◆ GIVEN INSTRUCTION: The records are to be restated in their entirety, word for word.

Records contained in a dataset:
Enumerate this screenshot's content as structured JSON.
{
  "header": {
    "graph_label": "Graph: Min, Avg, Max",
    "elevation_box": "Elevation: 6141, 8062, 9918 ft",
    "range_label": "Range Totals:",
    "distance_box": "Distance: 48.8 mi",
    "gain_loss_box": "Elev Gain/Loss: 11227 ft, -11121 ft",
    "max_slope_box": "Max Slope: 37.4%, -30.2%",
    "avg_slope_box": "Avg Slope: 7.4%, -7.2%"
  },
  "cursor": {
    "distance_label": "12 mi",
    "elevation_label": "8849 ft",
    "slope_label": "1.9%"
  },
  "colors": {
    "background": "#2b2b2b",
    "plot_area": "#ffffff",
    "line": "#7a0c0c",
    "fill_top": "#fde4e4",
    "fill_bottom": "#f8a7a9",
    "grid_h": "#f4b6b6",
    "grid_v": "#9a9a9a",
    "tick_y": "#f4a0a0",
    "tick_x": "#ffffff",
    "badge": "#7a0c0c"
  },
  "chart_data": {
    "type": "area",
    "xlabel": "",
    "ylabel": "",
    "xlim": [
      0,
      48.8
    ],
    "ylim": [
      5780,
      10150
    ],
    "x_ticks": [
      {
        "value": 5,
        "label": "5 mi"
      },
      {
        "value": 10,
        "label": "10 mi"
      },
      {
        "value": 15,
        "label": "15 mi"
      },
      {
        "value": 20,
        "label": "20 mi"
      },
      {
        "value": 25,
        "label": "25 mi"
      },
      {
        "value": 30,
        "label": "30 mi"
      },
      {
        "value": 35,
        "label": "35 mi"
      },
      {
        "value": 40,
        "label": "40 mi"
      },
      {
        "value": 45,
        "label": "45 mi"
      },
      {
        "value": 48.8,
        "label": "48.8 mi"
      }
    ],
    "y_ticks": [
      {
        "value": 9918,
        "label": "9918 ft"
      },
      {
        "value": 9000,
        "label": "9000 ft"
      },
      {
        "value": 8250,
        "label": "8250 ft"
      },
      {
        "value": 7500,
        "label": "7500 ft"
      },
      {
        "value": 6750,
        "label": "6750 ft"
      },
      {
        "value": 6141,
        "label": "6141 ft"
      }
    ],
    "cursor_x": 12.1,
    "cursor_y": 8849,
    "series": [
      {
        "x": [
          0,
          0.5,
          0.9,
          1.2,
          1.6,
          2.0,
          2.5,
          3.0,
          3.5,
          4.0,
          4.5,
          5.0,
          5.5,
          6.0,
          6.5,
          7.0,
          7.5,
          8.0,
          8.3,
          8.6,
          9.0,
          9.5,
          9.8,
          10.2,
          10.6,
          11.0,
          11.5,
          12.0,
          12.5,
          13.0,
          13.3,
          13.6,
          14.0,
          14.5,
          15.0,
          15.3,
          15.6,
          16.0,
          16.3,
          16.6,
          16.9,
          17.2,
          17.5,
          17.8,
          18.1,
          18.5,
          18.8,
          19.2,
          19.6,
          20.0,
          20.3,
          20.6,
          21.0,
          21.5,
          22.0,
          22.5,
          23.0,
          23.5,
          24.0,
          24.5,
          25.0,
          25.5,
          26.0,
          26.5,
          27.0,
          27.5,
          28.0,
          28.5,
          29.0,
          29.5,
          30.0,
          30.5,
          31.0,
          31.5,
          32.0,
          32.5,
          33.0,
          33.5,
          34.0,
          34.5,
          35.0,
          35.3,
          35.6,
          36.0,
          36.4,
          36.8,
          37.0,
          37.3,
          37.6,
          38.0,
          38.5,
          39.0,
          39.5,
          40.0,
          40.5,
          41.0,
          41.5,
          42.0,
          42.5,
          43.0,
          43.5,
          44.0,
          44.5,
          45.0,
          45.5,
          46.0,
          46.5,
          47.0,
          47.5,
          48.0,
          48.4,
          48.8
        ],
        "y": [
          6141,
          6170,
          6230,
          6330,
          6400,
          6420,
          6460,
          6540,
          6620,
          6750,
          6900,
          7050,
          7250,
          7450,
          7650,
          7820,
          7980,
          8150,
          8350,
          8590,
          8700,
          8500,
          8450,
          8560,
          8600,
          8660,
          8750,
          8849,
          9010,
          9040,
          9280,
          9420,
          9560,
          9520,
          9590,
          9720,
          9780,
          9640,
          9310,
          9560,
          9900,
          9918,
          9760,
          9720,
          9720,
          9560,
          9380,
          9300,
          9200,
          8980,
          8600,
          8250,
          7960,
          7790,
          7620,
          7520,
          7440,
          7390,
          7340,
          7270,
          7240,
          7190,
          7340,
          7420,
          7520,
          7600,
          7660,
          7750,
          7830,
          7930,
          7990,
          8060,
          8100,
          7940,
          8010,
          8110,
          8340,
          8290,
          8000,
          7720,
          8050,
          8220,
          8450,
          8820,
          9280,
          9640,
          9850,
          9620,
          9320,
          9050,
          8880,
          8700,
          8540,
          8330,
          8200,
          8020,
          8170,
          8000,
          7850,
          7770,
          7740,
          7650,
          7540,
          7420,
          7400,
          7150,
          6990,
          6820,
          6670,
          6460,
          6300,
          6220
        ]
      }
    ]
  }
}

◆ REPLY TO THE EXERCISE:
Enumerate this screenshot's content as structured JSON.
{
  "header": {
    "graph_label": "Graph: Min, Avg, Max",
    "elevation_box": "Elevation: 6141, 8062, 9918 ft",
    "range_label": "Range Totals:",
    "distance_box": "Distance: 48.8 mi",
    "gain_loss_box": "Elev Gain/Loss: 11227 ft, -11121 ft",
    "max_slope_box": "Max Slope: 37.4%, -30.2%",
    "avg_slope_box": "Avg Slope: 7.4%, -7.2%"
  },
  "cursor": {
    "distance_label": "12 mi",
    "elevation_label": "8849 ft",
    "slope_label": "1.9%"
  },
  "colors": {
    "background": "#2b2b2b",
    "plot_area": "#ffffff",
    "line": "#7a0c0c",
    "fill_top": "#fde4e4",
    "fill_bottom": "#f8a7a9",
    "grid_h": "#f4b6b6",
    "grid_v": "#9a9a9a",
    "tick_y": "#f4a0a0",
    "tick_x": "#ffffff",
    "badge": "#7a0c0c"
  },
  "chart_data": {
    "type": "area",
    "xlabel": "",
    "ylabel": "",
    "xlim": [
      0,
      48.8
    ],
    "ylim": [
      5780,
      10150
    ],
    "x_ticks": [
      {
        "value": 5,
        "label": "5 mi"
      },
      {
        "value": 10,
        "label": "10 mi"
      },
      {
        "value": 15,
        "label": "15 mi"
      },
      {
        "value": 20,
        "label": "20 mi"
      },
      {
        "value": 25,
        "label": "25 mi"
      },
      {
        "value": 30,
        "label": "30 mi"
      },
      {
        "value": 35,
        "label": "35 mi"
      },
      {
        "value": 40,
        "label": "40 mi"
      },
      {
        "value": 45,
        "label": "45 mi"
      },
      {
        "value": 48.8,
        "label": "48.8 mi"
      }
    ],
    "y_ticks": [
      {
        "value": 9918,
        "label": "9918 ft"
      },
      {
        "value": 9000,
        "label": "9000 ft"
      },
      {
        "value": 8250,
        "label": "8250 ft"
      },
      {
        "value": 7500,
        "label": "7500 ft"
      },
      {
        "value": 6750,
        "label": "6750 ft"
      },
      {
        "value": 6141,
        "label": "6141 ft"
      }
    ],
    "cursor_x": 12.1,
    "cursor_y": 8849,
    "series": [
      {
        "x": [
          0,
          0.5,
          0.9,
          1.2,
          1.6,
          2.0,
          2.5,
          3.0,
          3.5,
          4.0,
          4.5,
          5.0,
          5.5,
          6.0,
          6.5,
          7.0,
          7.5,
          8.0,
          8.3,
          8.6,
          9.0,
          9.5,
          9.8,
          10.2,
          10.6,
          11.0,
          11.5,
          12.0,
          12.5,
          13.0,
          13.3,
          13.6,
          14.0,
          14.5,
          15.0,
          15.3,
          15.6,
          16.0,
          16.3,
          16.6,
          16.9,
          17.2,
          17.5,
          17.8,
          18.1,
          18.5,
          18.8,
          19.2,
          19.6,
          20.0,
          20.3,
          20.6,
          21.0,
          21.5,
          22.0,
          22.5,
          23.0,
          23.5,
          24.0,
          24.5,
          25.0,
          25.5,
          26.0,
          26.5,
          27.0,
          27.5,
          28.0,
          28.5,
          29.0,
          29.5,
          30.0,
          30.5,
          31.0,
          31.5,
          32.0,
          32.5,
          33.0,
          33.5,
          34.0,
          34.5,
          35.0,
          35.3,
          35.6,
          36.0,
          36.4,
          36.8,
          37.0,
          37.3,
          37.6,
          38.0,
          38.5,
          39.0,
          39.5,
          40.0,
          40.5,
          41.0,
          41.5,
          42.0,
          42.5,
          43.0,
          43.5,
          44.0,
          44.5,
          45.0,
          45.5,
          46.0,
          46.5,
          47.0,
          47.5,
          48.0,
          48.4,
          48.8
        ],
        "y": [
          6141,
          6170,
          6230,
          6330,
          6400,
          6420,
          6460,
          6540,
          6620,
          6750,
          6900,
          7050,
          7250,
          7450,
          7650,
          7820,
          7980,
          8150,
          8350,
          8590,
          8700,
          8500,
          8450,
          8560,
          8600,
          8660,
          8750,
          8849,
          9010,
          9040,
          9280,
          9420,
          9560,
          9520,
          9590,
          9720,
          9780,
          9640,
          9310,
          9560,
          9900,
          9918,
          9760,
          9720,
          9720,
          9560,
          9380,
          9300,
          9200,
          8980,
          8600,
          8250,
          7960,
          7790,
          7620,
          7520,
          7440,
          7390,
          7340,
          7270,
          7240,
          7190,
          7340,
          7420,
          7520,
          7600,
          7660,
          7750,
          7830,
          7930,
          7990,
          8060,
          8100,
          7940,
          8010,
          8110,
          8340,
          8290,
          8000,
          7720,
          8050,
          8220,
          8450,
          8820,
          9280,
          9640,
          9850,
          9620,
          9320,
          9050,
          8880,
          8700,
          8540,
          8330,
          8200,
          8020,
          8170,
          8000,
          7850,
          7770,
          7740,
          7650,
          7540,
          7420,
          7400,
          7150,
          6990,
          6820,
          6670,
          6460,
          6300,
          6220
        ]
      }
    ]
  }
}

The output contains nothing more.